**WHAT YOU SHOULD DO:**
Write out the data again exactly, skipping every picture.

[Data entries]

┄┄┄┄┄┄┄┄┄┄

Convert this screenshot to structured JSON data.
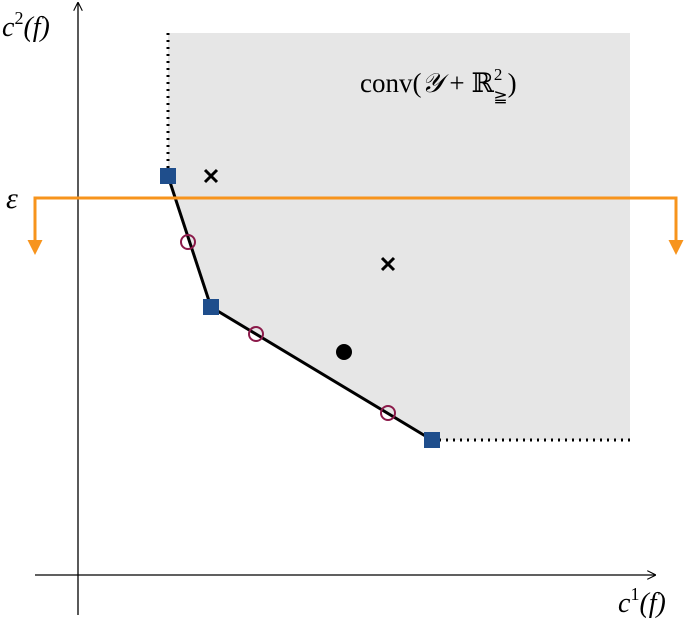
{
  "labels": {
    "y_axis": {
      "base": "c",
      "sup": "2",
      "rest": "(f)"
    },
    "x_axis": {
      "base": "c",
      "sup": "1",
      "rest": "(f)"
    },
    "epsilon": "ε",
    "region": {
      "prefix": "conv(",
      "set": "𝒴",
      "plus": " + ",
      "reals": "ℝ",
      "sup": "2",
      "sub": "≧",
      "suffix": ")"
    }
  }
}
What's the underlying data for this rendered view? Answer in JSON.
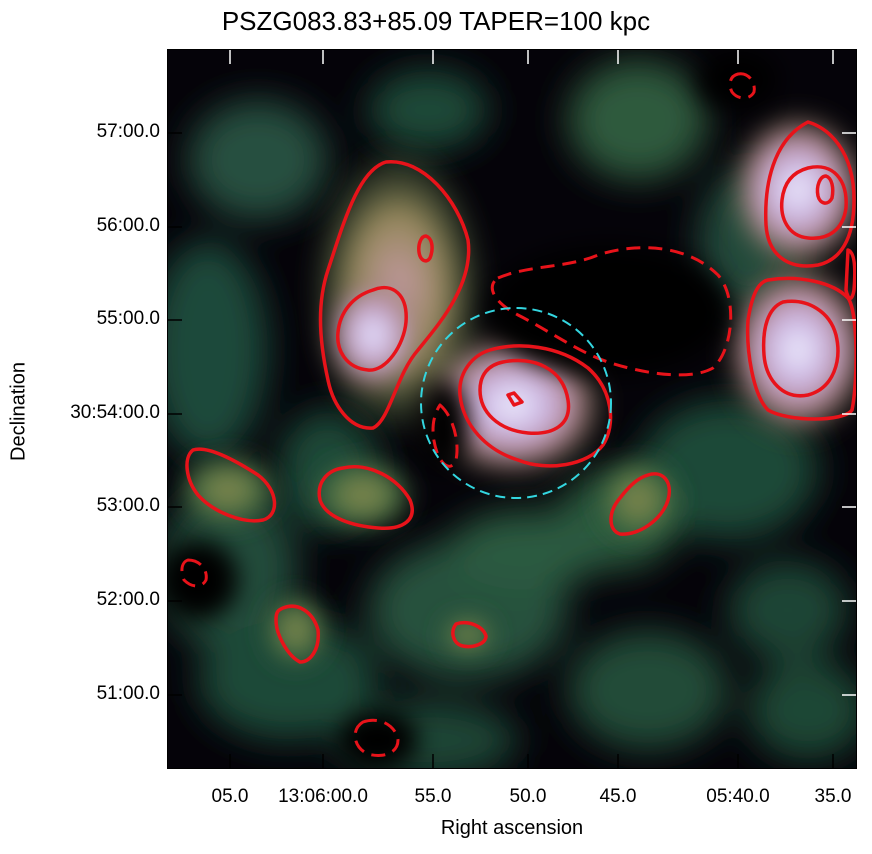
{
  "title": "PSZG083.83+85.09 TAPER=100 kpc",
  "axes": {
    "xlabel": "Right ascension",
    "ylabel": "Declination",
    "xticks": [
      "05.0",
      "13:06:00.0",
      "55.0",
      "50.0",
      "45.0",
      "05:40.0",
      "35.0"
    ],
    "yticks": [
      "57:00.0",
      "56:00.0",
      "55:00.0",
      "30:54:00.0",
      "53:00.0",
      "52:00.0",
      "51:00.0"
    ]
  },
  "colors": {
    "positive_contour": "#e8131a",
    "negative_contour": "#e8131a",
    "aperture_circle": "#33d6e0",
    "background": "#050309",
    "emission_low": "#1f4a32",
    "emission_mid": "#8c9a55",
    "emission_high": "#d8a0c8",
    "emission_peak": "#f2f4ff"
  }
}
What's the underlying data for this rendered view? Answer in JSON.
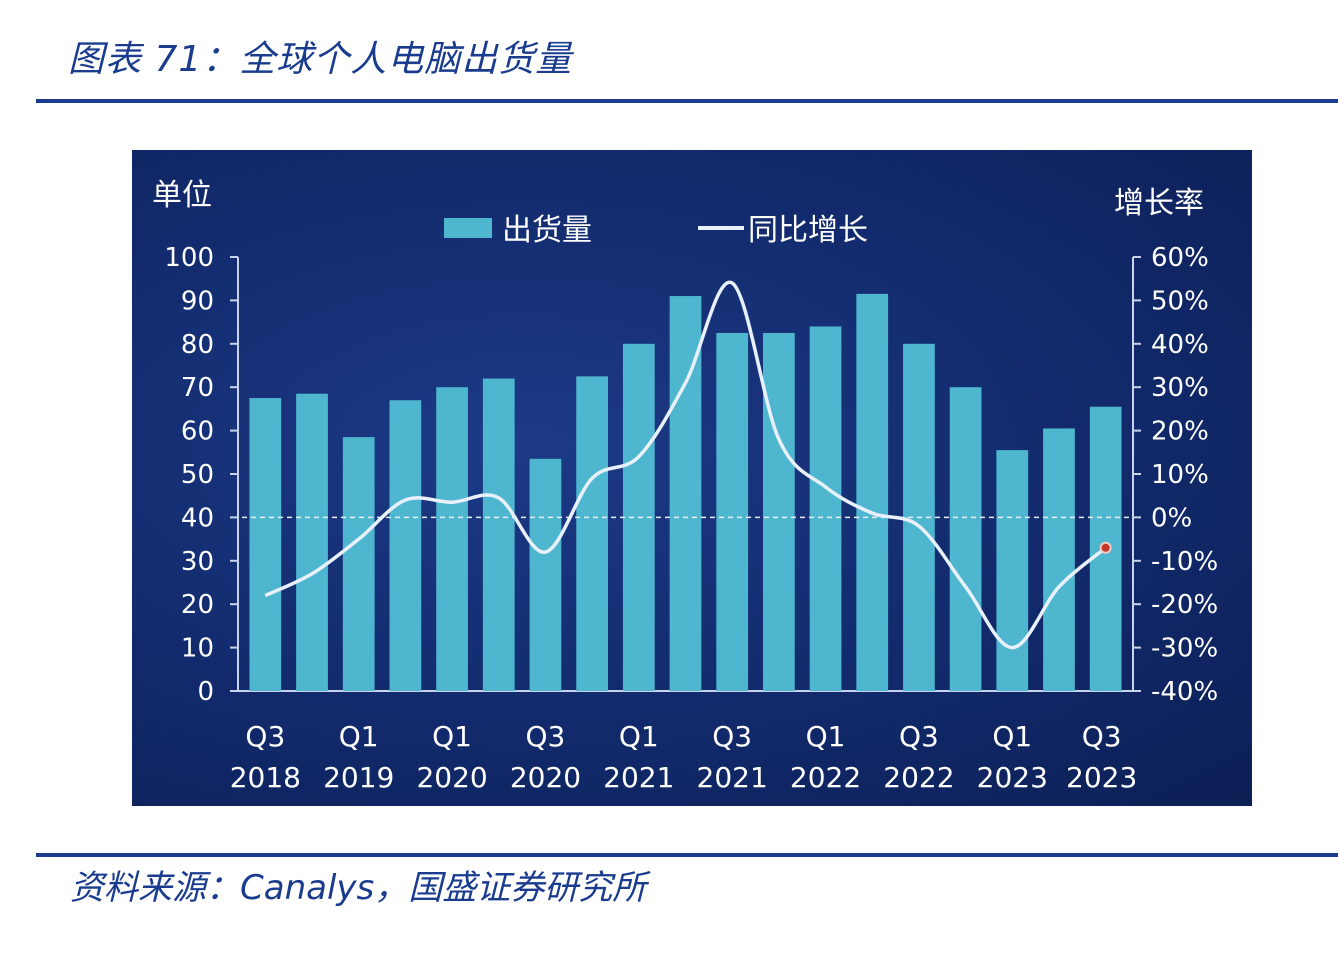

┄┄┄┄┄┄┄┄┄┄

**WORKED SOLUTION:**
Convert this screenshot to structured JSON data.
{
  "labels": {
    "y_axis": {
      "base": "c",
      "sup": "2",
      "rest": "(f)"
    },
    "x_axis": {
      "base": "c",
      "sup": "1",
      "rest": "(f)"
    },
    "epsilon": "ε",
    "region": {
      "prefix": "conv(",
      "set": "𝒴",
      "plus": " + ",
      "reals": "ℝ",
      "sup": "2",
      "sub": "≧",
      "suffix": ")"
    }
  }
}
What's the underlying data for this rendered view? Answer in JSON.
{
  "title": "PSZG083.83+85.09 TAPER=100 kpc",
  "axes": {
    "xlabel": "Right ascension",
    "ylabel": "Declination",
    "xticks": [
      "05.0",
      "13:06:00.0",
      "55.0",
      "50.0",
      "45.0",
      "05:40.0",
      "35.0"
    ],
    "yticks": [
      "57:00.0",
      "56:00.0",
      "55:00.0",
      "30:54:00.0",
      "53:00.0",
      "52:00.0",
      "51:00.0"
    ]
  },
  "colors": {
    "positive_contour": "#e8131a",
    "negative_contour": "#e8131a",
    "aperture_circle": "#33d6e0",
    "background": "#050309",
    "emission_low": "#1f4a32",
    "emission_mid": "#8c9a55",
    "emission_high": "#d8a0c8",
    "emission_peak": "#f2f4ff"
  }
}
What's the underlying data for this rendered view? Answer in JSON.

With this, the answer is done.